• Exercise description
Copy the data exactly; pictures stay out of the copy.

• Data for the task

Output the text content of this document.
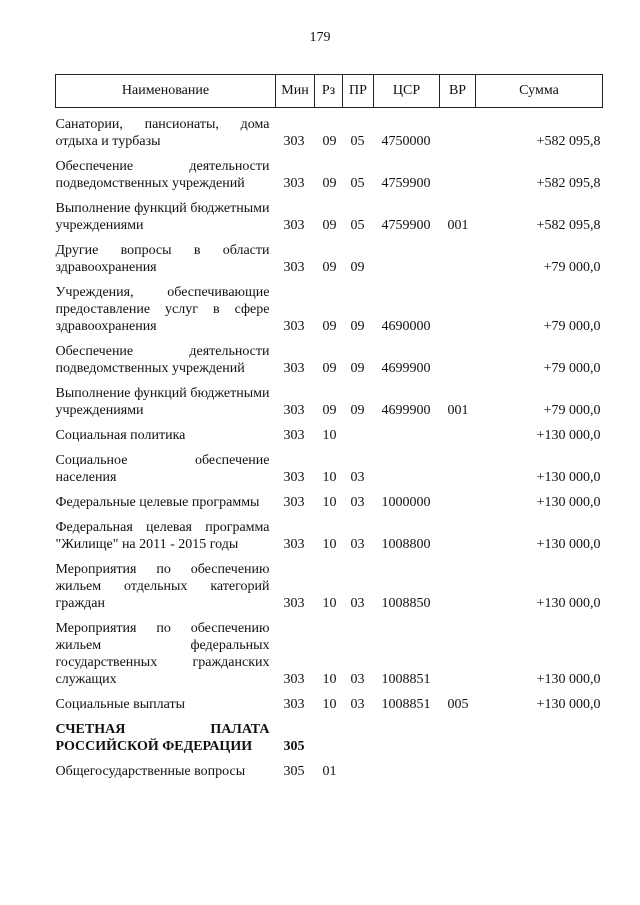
179
Наименование	Мин	Рз	ПР	ЦСР	ВР	Сумма
Санатории, пансионаты, дома отдыха и турбазы	303	09	05	4750000		+582 095,8
Обеспечение деятельности подведомственных учреждений	303	09	05	4759900		+582 095,8
Выполнение функций бюджетными учреждениями	303	09	05	4759900	001	+582 095,8
Другие вопросы в области здравоохранения	303	09	09			+79 000,0
Учреждения, обеспечивающие предоставление услуг в сфере здравоохранения	303	09	09	4690000		+79 000,0
Обеспечение деятельности подведомственных учреждений	303	09	09	4699900		+79 000,0
Выполнение функций бюджетными учреждениями	303	09	09	4699900	001	+79 000,0
Социальная политика	303	10				+130 000,0
Социальное обеспечение населения	303	10	03			+130 000,0
Федеральные целевые программы	303	10	03	1000000		+130 000,0
Федеральная целевая программа "Жилище" на 2011 - 2015 годы	303	10	03	1008800		+130 000,0
Мероприятия по обеспечению жильем отдельных категорий граждан	303	10	03	1008850		+130 000,0
Мероприятия по обеспечению жильем федеральных государственных гражданских служащих	303	10	03	1008851		+130 000,0
Социальные выплаты	303	10	03	1008851	005	+130 000,0
СЧЕТНАЯ ПАЛАТА РОССИЙСКОЙ ФЕДЕРАЦИИ	305					
Общегосударственные вопросы	305	01				
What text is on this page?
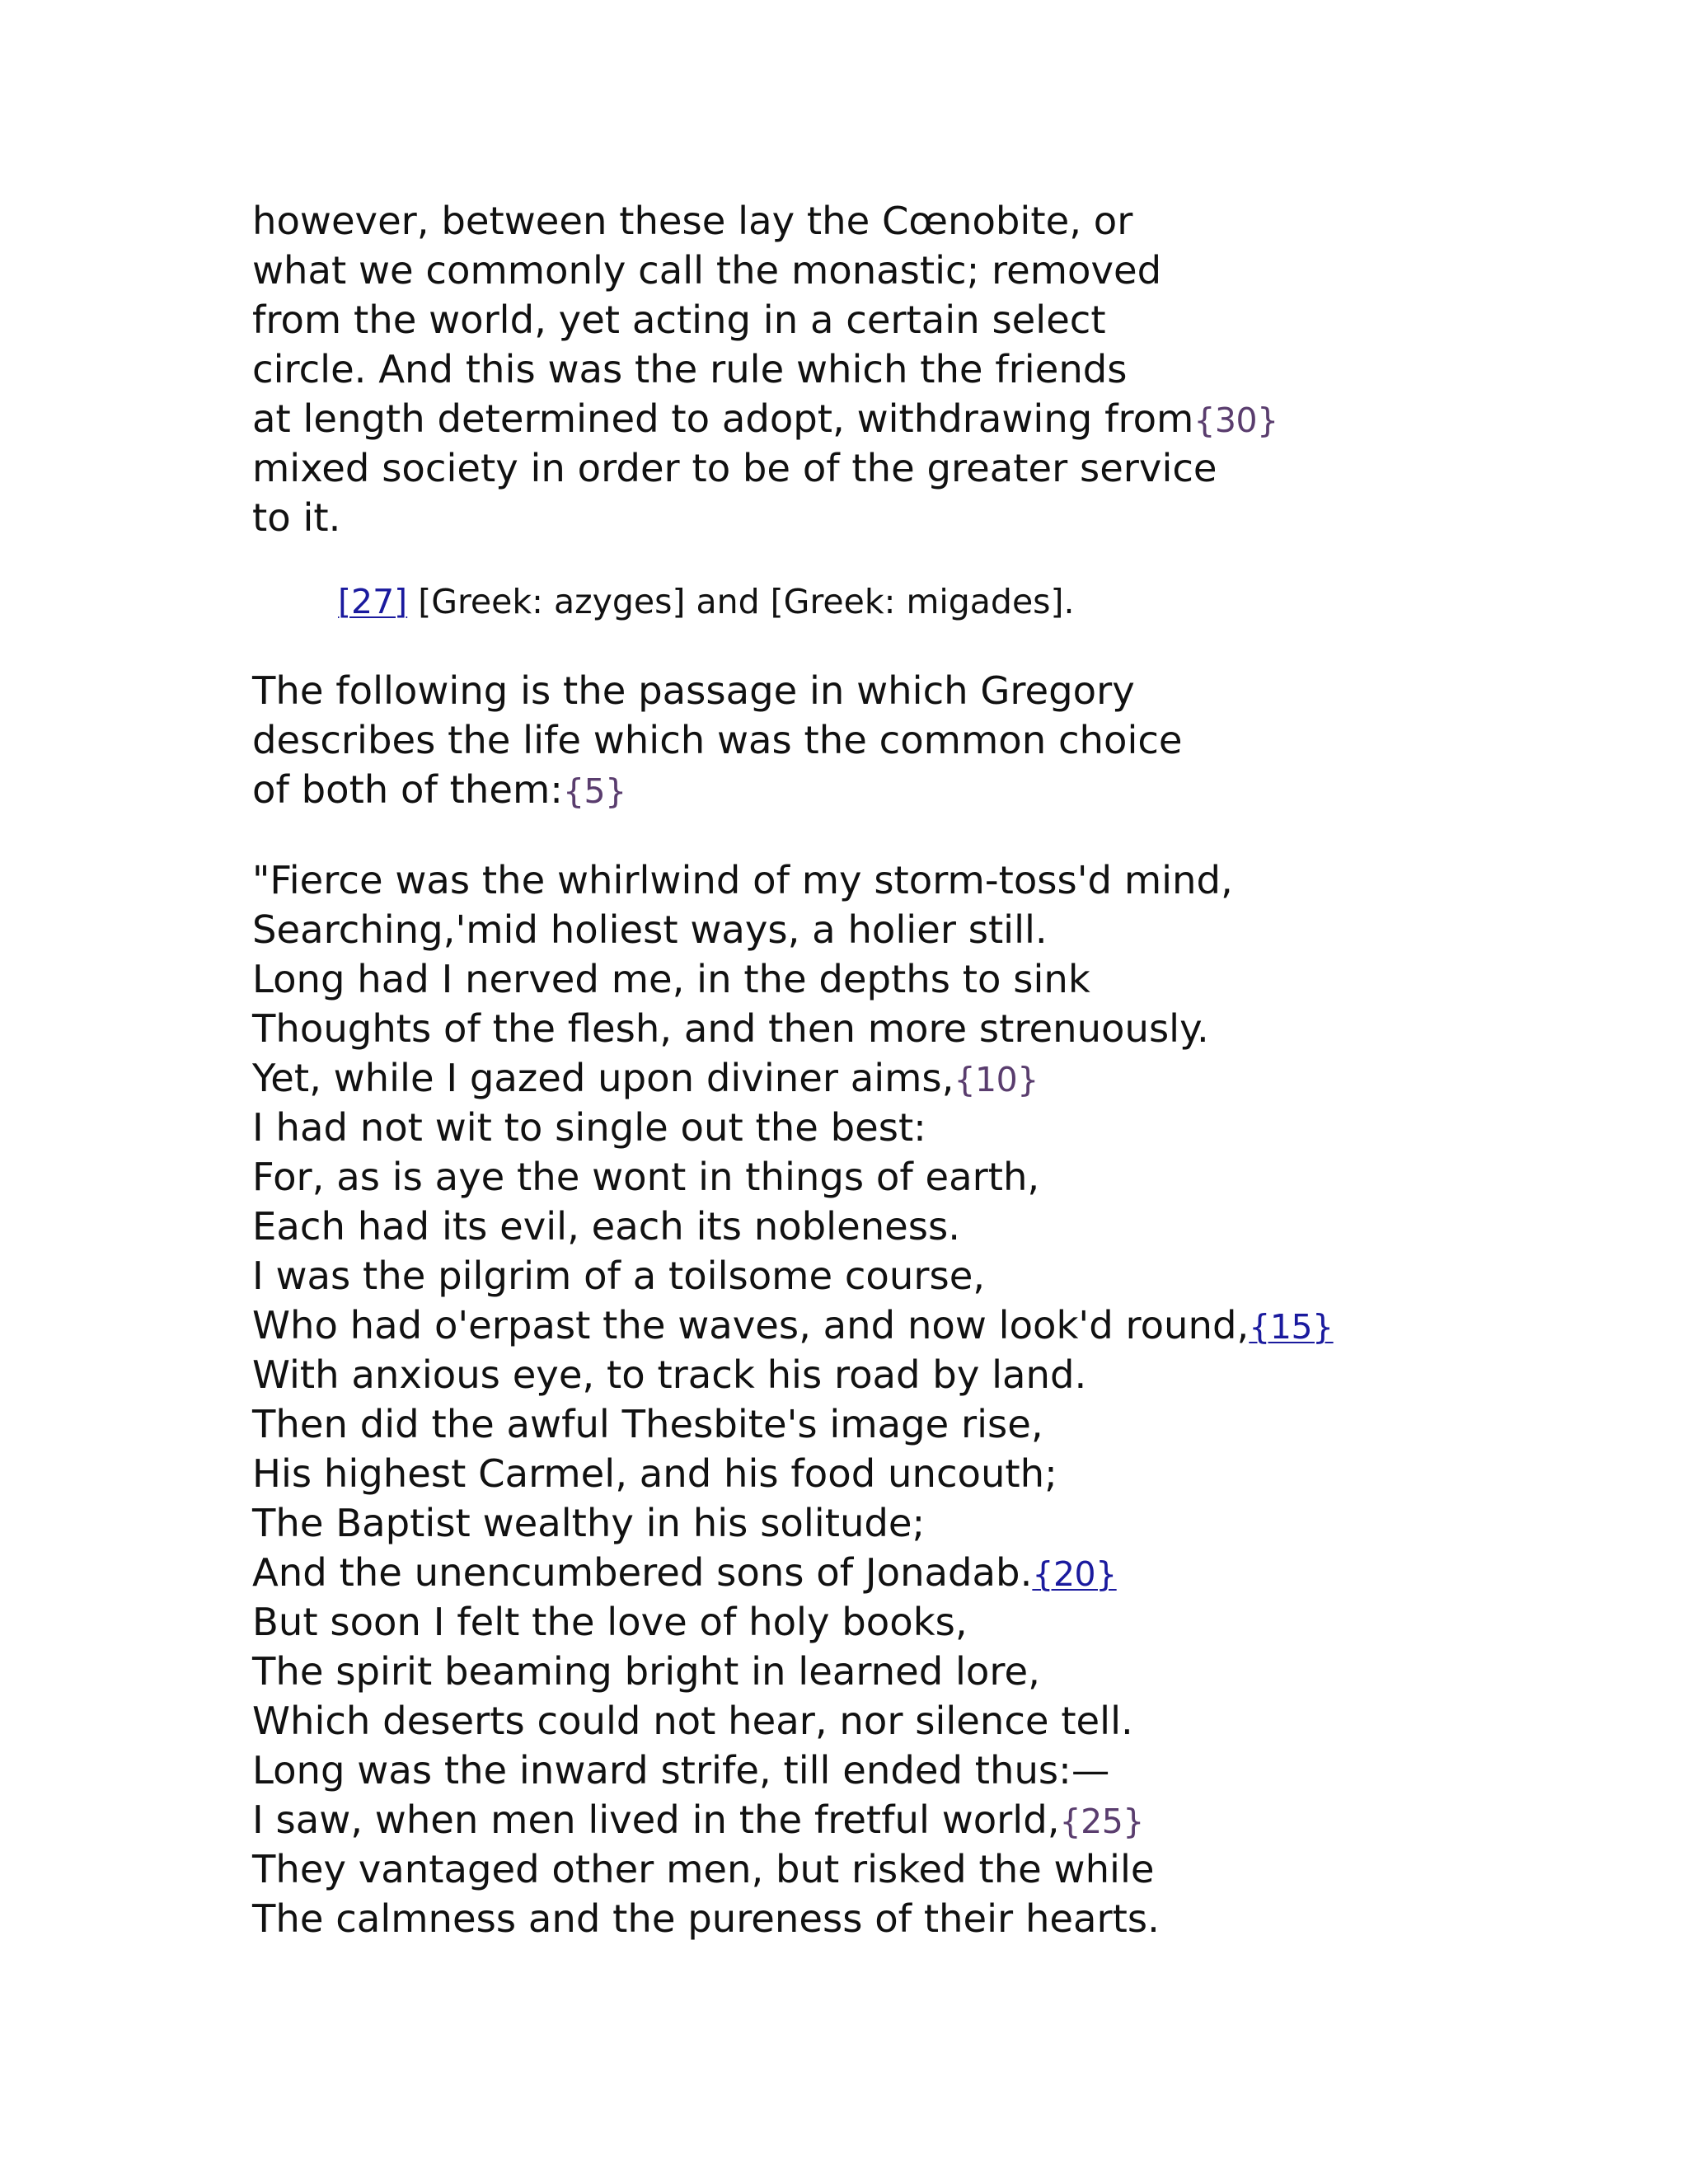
however, between these lay the Cœnobite, or
what we commonly call the monastic; removed
from the world, yet acting in a certain select
circle. And this was the rule which the friends
at length determined to adopt, withdrawing from{30}
mixed society in order to be of the greater service
to it.
[27] [Greek: azyges] and [Greek: migades].
The following is the passage in which Gregory
describes the life which was the common choice
of both of them:{5}
"Fierce was the whirlwind of my storm-toss'd mind,
Searching,'mid holiest ways, a holier still.
Long had I nerved me, in the depths to sink
Thoughts of the flesh, and then more strenuously.
Yet, while I gazed upon diviner aims,{10}
I had not wit to single out the best:
For, as is aye the wont in things of earth,
Each had its evil, each its nobleness.
I was the pilgrim of a toilsome course,
Who had o'erpast the waves, and now look'd round,{15}
With anxious eye, to track his road by land.
Then did the awful Thesbite's image rise,
His highest Carmel, and his food uncouth;
The Baptist wealthy in his solitude;
And the unencumbered sons of Jonadab.{20}
But soon I felt the love of holy books,
The spirit beaming bright in learned lore,
Which deserts could not hear, nor silence tell.
Long was the inward strife, till ended thus:—
I saw, when men lived in the fretful world,{25}
They vantaged other men, but risked the while
The calmness and the pureness of their hearts.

• Task result
Output the text content of this document.
179
Наименование	Мин	Рз	ПР	ЦСР	ВР	Сумма
Санатории, пансионаты, дома отдыха и турбазы	303	09	05	4750000		+582 095,8
Обеспечение деятельности подведомственных учреждений	303	09	05	4759900		+582 095,8
Выполнение функций бюджетными учреждениями	303	09	05	4759900	001	+582 095,8
Другие вопросы в области здравоохранения	303	09	09			+79 000,0
Учреждения, обеспечивающие предоставление услуг в сфере здравоохранения	303	09	09	4690000		+79 000,0
Обеспечение деятельности подведомственных учреждений	303	09	09	4699900		+79 000,0
Выполнение функций бюджетными учреждениями	303	09	09	4699900	001	+79 000,0
Социальная политика	303	10				+130 000,0
Социальное обеспечение населения	303	10	03			+130 000,0
Федеральные целевые программы	303	10	03	1000000		+130 000,0
Федеральная целевая программа "Жилище" на 2011 - 2015 годы	303	10	03	1008800		+130 000,0
Мероприятия по обеспечению жильем отдельных категорий граждан	303	10	03	1008850		+130 000,0
Мероприятия по обеспечению жильем федеральных государственных гражданских служащих	303	10	03	1008851		+130 000,0
Социальные выплаты	303	10	03	1008851	005	+130 000,0
СЧЕТНАЯ ПАЛАТА РОССИЙСКОЙ ФЕДЕРАЦИИ	305					
Общегосударственные вопросы	305	01				
What text is on this page?
however, between these lay the Cœnobite, or
what we commonly call the monastic; removed
from the world, yet acting in a certain select
circle. And this was the rule which the friends
at length determined to adopt, withdrawing from{30}
mixed society in order to be of the greater service
to it.
[27] [Greek: azyges] and [Greek: migades].
The following is the passage in which Gregory
describes the life which was the common choice
of both of them:{5}
"Fierce was the whirlwind of my storm-toss'd mind,
Searching,'mid holiest ways, a holier still.
Long had I nerved me, in the depths to sink
Thoughts of the flesh, and then more strenuously.
Yet, while I gazed upon diviner aims,{10}
I had not wit to single out the best:
For, as is aye the wont in things of earth,
Each had its evil, each its nobleness.
I was the pilgrim of a toilsome course,
Who had o'erpast the waves, and now look'd round,{15}
With anxious eye, to track his road by land.
Then did the awful Thesbite's image rise,
His highest Carmel, and his food uncouth;
The Baptist wealthy in his solitude;
And the unencumbered sons of Jonadab.{20}
But soon I felt the love of holy books,
The spirit beaming bright in learned lore,
Which deserts could not hear, nor silence tell.
Long was the inward strife, till ended thus:—
I saw, when men lived in the fretful world,{25}
They vantaged other men, but risked the while
The calmness and the pureness of their hearts.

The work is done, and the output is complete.